- **Instructions for the task**
In the records below, find each line containing the word "images" and copy it.

- **Records supplied**
- - -

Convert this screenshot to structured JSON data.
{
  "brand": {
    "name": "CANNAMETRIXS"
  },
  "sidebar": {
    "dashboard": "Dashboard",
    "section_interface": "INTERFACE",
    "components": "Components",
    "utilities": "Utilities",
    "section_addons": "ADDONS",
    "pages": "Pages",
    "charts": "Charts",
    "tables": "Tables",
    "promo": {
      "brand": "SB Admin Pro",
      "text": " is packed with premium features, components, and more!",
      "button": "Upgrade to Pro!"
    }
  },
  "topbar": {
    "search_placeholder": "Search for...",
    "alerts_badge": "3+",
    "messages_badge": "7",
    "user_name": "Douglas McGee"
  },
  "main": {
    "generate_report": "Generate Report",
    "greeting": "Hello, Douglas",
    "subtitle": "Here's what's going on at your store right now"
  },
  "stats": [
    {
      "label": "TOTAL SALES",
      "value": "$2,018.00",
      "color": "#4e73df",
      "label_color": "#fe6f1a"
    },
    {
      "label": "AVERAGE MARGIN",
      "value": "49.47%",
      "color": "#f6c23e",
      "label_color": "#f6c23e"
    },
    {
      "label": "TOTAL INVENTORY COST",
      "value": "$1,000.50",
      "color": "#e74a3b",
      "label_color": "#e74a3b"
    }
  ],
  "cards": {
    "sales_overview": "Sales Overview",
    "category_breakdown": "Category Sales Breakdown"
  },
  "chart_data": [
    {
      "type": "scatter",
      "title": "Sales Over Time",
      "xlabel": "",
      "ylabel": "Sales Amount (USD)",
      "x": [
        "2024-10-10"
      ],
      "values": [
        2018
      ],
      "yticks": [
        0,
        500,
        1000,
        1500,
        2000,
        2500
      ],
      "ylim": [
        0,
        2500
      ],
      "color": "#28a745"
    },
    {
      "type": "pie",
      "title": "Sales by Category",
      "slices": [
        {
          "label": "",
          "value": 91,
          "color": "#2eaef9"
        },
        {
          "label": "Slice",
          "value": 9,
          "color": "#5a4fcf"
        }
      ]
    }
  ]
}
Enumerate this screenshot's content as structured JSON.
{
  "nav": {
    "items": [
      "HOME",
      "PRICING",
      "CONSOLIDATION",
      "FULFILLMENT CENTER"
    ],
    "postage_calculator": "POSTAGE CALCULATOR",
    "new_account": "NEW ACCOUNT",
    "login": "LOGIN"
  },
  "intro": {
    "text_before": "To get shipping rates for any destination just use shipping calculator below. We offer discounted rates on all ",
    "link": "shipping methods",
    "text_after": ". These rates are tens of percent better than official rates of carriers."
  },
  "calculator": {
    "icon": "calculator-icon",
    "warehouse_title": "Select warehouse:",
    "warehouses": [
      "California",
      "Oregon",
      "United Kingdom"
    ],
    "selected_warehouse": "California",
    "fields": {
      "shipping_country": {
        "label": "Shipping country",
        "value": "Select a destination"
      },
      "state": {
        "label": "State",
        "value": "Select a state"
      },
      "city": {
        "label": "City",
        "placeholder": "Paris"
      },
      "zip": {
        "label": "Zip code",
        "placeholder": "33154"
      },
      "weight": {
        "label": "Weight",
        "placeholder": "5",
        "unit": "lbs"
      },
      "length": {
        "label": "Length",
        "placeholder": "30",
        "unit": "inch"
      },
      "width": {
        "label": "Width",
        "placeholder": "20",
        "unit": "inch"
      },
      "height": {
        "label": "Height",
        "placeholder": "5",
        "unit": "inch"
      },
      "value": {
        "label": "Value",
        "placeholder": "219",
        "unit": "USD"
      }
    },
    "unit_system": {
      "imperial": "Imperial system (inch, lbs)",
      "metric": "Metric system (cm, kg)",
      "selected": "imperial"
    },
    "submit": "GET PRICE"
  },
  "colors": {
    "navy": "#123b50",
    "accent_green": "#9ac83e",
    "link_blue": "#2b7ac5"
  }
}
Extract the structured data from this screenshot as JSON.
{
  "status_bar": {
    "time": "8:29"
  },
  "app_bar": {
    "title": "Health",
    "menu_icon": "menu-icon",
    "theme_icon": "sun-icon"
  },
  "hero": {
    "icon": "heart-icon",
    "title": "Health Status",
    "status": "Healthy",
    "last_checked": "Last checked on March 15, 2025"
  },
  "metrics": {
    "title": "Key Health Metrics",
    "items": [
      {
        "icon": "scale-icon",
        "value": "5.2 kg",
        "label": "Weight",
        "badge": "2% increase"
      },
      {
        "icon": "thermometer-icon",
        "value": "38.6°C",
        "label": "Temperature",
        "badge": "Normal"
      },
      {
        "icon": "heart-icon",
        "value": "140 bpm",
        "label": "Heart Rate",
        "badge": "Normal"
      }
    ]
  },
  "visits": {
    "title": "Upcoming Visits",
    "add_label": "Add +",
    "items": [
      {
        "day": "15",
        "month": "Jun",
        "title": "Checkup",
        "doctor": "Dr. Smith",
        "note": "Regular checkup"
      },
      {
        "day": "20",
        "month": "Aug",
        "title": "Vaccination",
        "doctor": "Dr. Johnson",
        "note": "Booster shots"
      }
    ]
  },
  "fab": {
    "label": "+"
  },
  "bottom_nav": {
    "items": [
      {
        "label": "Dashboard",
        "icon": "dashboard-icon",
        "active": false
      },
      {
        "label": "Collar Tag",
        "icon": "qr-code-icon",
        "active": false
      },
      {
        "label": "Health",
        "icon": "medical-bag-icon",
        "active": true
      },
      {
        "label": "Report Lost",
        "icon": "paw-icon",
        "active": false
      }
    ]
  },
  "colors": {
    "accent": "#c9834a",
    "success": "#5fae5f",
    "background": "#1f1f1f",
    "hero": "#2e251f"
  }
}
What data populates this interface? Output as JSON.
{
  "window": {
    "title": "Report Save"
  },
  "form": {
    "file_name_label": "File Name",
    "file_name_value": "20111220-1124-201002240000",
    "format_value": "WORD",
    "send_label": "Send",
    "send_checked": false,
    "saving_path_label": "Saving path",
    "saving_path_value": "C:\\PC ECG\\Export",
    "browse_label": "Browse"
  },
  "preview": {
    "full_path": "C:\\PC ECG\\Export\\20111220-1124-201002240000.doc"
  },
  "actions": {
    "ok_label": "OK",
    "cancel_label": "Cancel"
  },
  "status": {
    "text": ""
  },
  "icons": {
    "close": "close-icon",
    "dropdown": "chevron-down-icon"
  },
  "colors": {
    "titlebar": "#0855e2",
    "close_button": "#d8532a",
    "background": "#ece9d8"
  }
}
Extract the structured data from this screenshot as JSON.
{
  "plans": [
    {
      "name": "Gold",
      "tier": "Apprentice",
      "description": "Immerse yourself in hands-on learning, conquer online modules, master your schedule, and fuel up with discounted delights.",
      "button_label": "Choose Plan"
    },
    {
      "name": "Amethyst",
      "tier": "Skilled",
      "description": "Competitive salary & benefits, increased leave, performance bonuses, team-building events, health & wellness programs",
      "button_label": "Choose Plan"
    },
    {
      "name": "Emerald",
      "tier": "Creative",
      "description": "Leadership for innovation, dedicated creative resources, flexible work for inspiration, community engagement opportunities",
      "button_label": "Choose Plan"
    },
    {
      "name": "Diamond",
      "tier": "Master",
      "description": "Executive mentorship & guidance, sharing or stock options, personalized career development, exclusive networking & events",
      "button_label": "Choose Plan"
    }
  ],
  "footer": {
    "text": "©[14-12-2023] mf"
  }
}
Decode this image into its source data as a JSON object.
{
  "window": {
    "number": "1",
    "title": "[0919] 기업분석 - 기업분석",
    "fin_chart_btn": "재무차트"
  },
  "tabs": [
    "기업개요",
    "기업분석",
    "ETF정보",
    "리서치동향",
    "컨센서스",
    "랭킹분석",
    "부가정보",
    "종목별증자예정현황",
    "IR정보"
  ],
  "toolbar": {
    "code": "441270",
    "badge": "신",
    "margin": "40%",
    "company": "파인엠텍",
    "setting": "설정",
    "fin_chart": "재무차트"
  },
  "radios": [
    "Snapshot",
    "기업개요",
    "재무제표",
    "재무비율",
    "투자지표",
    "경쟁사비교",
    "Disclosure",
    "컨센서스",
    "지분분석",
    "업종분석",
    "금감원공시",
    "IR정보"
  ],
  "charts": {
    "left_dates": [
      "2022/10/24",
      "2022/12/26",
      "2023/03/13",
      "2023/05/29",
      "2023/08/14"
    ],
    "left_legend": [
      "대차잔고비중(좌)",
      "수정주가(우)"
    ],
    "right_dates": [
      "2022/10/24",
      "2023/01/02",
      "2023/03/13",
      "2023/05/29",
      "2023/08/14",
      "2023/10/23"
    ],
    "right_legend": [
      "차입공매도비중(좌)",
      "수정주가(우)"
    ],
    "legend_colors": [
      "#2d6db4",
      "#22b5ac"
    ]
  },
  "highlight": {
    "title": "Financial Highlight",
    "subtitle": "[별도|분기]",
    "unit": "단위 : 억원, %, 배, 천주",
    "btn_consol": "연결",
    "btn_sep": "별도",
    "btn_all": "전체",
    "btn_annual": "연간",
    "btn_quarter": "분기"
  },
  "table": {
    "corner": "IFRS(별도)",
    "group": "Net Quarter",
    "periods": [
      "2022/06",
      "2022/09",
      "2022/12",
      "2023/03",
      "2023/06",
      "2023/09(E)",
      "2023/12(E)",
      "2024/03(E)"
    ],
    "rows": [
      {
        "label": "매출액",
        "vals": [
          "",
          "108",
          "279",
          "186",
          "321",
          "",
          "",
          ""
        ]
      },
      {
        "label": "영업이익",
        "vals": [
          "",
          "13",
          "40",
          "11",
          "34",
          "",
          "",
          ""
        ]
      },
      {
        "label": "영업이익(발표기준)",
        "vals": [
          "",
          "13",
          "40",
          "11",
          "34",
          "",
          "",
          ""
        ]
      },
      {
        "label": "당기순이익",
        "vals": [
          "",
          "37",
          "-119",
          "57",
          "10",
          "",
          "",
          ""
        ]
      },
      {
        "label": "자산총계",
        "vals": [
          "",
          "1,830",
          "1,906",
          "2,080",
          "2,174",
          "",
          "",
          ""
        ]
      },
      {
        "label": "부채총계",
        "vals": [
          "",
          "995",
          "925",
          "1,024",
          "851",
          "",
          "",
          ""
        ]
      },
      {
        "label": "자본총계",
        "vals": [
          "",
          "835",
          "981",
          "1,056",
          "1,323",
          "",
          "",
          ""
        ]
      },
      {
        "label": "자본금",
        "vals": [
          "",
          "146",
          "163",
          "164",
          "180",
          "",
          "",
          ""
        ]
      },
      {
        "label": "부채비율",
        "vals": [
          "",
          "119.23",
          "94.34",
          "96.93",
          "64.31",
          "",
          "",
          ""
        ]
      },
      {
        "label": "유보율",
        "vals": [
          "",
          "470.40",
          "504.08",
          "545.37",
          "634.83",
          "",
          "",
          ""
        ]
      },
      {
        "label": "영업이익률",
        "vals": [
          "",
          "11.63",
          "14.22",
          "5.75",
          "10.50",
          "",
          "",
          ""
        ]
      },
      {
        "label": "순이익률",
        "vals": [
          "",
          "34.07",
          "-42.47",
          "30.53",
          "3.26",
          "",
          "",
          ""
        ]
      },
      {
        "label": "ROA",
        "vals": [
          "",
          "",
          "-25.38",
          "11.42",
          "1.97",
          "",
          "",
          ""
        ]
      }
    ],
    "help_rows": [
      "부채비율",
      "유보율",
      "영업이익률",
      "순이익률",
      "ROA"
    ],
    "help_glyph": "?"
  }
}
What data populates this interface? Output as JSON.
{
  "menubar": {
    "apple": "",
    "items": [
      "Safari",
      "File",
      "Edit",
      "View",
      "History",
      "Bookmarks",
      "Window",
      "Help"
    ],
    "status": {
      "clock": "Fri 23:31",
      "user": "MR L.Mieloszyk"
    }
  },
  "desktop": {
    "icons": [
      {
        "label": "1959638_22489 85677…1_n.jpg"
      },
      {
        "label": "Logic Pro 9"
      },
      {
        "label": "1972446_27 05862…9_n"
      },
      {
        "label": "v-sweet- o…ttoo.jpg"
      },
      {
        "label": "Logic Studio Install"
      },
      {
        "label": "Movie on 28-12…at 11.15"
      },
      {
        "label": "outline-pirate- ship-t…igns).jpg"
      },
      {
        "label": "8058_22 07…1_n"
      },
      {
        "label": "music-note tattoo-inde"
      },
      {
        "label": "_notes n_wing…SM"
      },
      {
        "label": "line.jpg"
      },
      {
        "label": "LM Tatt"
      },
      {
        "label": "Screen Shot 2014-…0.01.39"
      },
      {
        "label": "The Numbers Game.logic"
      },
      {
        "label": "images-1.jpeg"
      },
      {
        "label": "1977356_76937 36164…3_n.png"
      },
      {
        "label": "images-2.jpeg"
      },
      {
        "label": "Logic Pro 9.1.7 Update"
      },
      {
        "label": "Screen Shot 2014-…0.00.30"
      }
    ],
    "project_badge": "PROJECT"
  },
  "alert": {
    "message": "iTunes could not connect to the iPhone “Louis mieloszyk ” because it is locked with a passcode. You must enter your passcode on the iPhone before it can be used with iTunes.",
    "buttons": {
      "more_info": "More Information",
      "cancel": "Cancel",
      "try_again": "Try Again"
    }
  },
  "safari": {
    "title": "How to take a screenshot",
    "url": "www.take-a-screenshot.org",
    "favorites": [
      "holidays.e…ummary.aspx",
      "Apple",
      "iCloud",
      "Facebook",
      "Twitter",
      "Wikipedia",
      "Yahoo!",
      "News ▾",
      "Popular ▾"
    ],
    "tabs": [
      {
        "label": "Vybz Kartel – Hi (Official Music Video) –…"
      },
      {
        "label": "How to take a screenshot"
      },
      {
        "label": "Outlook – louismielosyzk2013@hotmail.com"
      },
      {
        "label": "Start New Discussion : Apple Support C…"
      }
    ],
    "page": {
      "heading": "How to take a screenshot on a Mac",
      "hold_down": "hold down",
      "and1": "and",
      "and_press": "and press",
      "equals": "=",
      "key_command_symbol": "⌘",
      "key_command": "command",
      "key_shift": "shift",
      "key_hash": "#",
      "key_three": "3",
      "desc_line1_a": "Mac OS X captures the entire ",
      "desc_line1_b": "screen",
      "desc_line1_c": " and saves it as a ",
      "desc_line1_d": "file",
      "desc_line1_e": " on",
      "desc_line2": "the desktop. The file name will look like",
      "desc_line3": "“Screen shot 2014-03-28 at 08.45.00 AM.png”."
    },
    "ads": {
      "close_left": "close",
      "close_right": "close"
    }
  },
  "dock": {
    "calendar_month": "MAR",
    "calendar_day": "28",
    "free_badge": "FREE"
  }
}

- - -

- **Written response**
        "label": "images-1.jpeg"
        "label": "images-2.jpeg"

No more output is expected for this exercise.